What you need to do
Can you repeat the lines from the line with "quote-header: 14Light сказал(а): ↑" to the line with "post-byline[interactable]: SoLRequiment, 22", swapping "Регистрация" for "Registration" and leaving everything else unchanged?

Data shown
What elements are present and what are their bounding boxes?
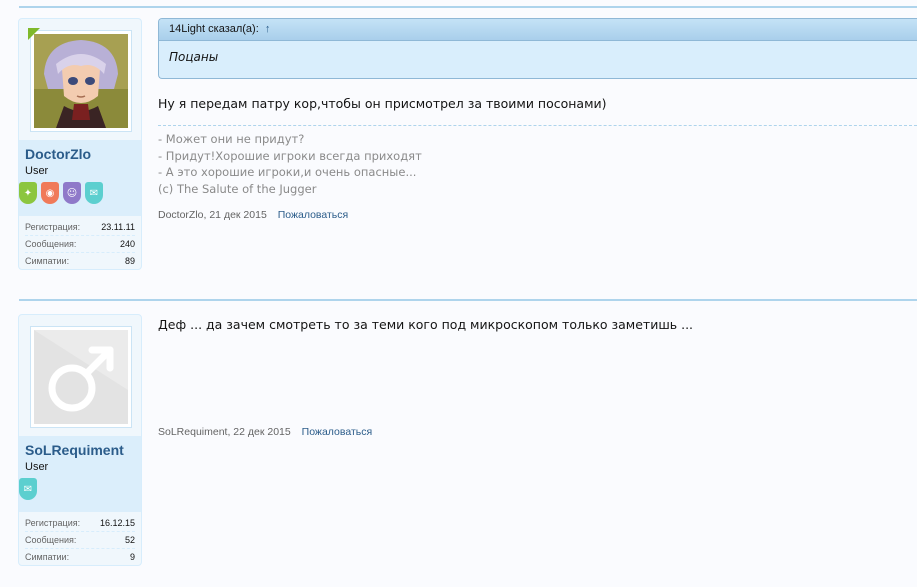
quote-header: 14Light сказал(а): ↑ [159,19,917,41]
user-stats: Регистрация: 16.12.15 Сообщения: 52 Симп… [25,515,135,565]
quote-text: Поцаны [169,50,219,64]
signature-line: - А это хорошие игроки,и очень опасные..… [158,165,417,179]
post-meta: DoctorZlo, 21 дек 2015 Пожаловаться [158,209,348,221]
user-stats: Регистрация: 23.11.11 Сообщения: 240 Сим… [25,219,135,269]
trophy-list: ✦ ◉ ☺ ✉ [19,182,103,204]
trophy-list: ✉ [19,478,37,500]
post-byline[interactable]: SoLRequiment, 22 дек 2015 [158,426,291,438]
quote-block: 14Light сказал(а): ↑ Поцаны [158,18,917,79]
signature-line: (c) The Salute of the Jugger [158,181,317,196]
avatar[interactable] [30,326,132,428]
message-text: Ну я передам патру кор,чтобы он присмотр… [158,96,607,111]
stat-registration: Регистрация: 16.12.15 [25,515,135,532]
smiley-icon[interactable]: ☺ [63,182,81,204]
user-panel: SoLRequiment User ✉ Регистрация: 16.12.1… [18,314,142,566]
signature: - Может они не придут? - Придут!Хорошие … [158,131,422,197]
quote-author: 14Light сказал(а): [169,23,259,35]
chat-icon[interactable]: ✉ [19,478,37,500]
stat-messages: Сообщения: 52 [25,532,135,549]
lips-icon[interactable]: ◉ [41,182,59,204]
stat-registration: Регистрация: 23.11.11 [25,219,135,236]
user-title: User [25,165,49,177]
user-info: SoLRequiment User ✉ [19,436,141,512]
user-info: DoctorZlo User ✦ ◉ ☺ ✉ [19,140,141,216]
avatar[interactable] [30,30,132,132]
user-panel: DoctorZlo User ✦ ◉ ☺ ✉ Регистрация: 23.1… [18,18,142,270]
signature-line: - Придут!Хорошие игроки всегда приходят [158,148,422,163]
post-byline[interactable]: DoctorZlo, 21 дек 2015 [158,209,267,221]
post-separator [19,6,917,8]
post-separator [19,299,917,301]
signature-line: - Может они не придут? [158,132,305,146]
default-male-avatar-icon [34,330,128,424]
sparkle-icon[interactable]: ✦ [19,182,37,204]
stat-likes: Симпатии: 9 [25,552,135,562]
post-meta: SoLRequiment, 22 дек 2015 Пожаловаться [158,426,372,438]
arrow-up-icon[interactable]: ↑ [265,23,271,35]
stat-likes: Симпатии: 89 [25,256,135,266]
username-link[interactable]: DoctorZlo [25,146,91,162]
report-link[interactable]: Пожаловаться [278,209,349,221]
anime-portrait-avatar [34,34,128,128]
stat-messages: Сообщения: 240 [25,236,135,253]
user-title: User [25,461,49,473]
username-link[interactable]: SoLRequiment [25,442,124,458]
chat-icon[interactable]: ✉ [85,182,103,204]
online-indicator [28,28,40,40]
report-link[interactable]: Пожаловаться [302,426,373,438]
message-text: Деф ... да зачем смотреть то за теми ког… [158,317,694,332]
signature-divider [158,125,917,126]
...
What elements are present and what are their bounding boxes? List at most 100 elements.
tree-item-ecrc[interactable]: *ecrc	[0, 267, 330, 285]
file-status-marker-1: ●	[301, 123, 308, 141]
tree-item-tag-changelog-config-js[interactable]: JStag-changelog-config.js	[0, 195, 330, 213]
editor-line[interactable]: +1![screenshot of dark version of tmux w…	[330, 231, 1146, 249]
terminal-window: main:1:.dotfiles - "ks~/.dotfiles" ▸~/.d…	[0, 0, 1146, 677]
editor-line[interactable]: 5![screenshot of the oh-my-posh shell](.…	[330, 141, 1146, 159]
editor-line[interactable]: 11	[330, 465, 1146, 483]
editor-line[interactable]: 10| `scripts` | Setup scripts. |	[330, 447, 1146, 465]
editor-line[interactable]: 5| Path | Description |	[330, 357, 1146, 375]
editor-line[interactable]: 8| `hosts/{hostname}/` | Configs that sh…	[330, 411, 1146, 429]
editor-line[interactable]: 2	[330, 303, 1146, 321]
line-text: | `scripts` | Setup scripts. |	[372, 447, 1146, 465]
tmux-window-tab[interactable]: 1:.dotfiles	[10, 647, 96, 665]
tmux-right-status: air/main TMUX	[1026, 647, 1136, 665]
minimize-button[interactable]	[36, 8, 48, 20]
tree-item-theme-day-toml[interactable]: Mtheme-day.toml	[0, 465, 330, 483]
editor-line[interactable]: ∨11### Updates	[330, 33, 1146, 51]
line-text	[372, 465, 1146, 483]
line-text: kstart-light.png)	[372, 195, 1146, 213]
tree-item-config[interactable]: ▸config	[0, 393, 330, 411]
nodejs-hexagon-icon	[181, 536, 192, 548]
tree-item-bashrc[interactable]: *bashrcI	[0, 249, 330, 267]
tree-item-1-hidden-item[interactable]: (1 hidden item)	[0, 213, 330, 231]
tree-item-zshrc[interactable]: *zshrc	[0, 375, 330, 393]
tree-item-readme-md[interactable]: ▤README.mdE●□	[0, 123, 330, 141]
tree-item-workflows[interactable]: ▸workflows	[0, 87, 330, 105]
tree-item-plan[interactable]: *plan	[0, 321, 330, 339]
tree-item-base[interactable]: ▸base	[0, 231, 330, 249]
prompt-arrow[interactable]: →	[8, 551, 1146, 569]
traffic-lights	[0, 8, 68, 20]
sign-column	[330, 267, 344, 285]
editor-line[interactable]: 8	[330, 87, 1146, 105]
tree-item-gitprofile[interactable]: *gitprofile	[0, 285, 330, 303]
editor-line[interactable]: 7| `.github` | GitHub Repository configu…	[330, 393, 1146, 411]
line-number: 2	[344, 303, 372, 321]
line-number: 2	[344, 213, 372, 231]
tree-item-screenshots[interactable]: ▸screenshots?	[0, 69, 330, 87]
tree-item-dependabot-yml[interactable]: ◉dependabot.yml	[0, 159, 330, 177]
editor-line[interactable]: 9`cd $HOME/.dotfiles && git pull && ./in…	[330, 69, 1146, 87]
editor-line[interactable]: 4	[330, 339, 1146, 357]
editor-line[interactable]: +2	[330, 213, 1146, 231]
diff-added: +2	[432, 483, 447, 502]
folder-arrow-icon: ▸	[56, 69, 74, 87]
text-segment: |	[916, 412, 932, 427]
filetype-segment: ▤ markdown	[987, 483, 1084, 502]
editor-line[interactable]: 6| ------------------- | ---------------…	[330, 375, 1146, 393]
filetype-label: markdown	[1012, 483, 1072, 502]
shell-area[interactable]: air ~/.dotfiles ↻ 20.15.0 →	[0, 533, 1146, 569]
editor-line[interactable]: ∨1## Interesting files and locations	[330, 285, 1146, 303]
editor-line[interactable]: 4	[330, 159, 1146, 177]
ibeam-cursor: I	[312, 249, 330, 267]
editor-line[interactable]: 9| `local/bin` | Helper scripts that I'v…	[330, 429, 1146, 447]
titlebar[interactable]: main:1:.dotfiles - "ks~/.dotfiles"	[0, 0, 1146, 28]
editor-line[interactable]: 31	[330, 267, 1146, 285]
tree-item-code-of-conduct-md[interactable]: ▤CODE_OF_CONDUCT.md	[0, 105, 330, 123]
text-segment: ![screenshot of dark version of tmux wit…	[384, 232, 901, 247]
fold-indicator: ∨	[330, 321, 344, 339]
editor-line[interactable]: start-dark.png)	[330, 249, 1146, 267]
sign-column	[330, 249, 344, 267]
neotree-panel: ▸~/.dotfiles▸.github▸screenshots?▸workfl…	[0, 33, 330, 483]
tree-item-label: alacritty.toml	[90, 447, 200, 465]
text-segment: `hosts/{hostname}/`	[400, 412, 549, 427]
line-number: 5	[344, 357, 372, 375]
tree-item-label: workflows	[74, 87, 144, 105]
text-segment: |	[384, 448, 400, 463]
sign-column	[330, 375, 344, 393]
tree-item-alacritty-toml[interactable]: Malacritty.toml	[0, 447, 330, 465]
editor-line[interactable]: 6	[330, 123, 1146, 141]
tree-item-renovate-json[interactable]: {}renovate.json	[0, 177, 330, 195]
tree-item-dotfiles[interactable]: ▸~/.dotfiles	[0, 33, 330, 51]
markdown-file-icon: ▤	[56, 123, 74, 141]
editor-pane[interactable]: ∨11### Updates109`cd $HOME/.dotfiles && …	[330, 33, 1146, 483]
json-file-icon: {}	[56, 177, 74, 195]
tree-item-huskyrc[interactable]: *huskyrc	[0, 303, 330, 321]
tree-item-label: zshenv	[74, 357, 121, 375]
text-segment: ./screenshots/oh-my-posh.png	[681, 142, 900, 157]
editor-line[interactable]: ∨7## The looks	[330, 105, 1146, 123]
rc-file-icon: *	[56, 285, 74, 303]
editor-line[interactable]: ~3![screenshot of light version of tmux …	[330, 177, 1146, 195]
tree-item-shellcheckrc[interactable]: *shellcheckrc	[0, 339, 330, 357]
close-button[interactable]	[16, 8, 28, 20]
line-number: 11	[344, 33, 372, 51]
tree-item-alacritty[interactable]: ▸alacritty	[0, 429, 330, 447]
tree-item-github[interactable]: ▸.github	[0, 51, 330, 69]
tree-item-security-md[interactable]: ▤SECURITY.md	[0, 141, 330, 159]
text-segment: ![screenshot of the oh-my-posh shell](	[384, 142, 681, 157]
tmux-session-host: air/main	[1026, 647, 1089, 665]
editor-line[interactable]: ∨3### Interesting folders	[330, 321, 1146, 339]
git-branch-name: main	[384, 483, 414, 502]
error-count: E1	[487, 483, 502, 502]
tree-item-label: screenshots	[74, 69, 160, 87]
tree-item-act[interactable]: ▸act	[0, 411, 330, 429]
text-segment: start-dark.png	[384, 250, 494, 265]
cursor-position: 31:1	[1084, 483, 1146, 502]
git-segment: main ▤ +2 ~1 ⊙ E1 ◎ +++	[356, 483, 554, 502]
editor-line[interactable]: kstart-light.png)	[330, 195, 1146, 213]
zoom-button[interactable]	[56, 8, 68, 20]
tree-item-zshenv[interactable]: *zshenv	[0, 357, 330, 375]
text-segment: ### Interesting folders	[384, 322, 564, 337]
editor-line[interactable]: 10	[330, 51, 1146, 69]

Solution for this problem
quote-header: 14Light сказал(а): ↑ [159,19,917,41]
user-stats: Registration: 16.12.15 Сообщения: 52 Симп… [25,515,135,565]
quote-text: Поцаны [169,50,219,64]
signature-line: - А это хорошие игроки,и очень опасные..… [158,165,417,179]
post-meta: DoctorZlo, 21 дек 2015 Пожаловаться [158,209,348,221]
user-stats: Registration: 23.11.11 Сообщения: 240 Сим… [25,219,135,269]
trophy-list: ✦ ◉ ☺ ✉ [19,182,103,204]
trophy-list: ✉ [19,478,37,500]
post-byline[interactable]: SoLRequiment, 22 дек 2015 [158,426,291,438]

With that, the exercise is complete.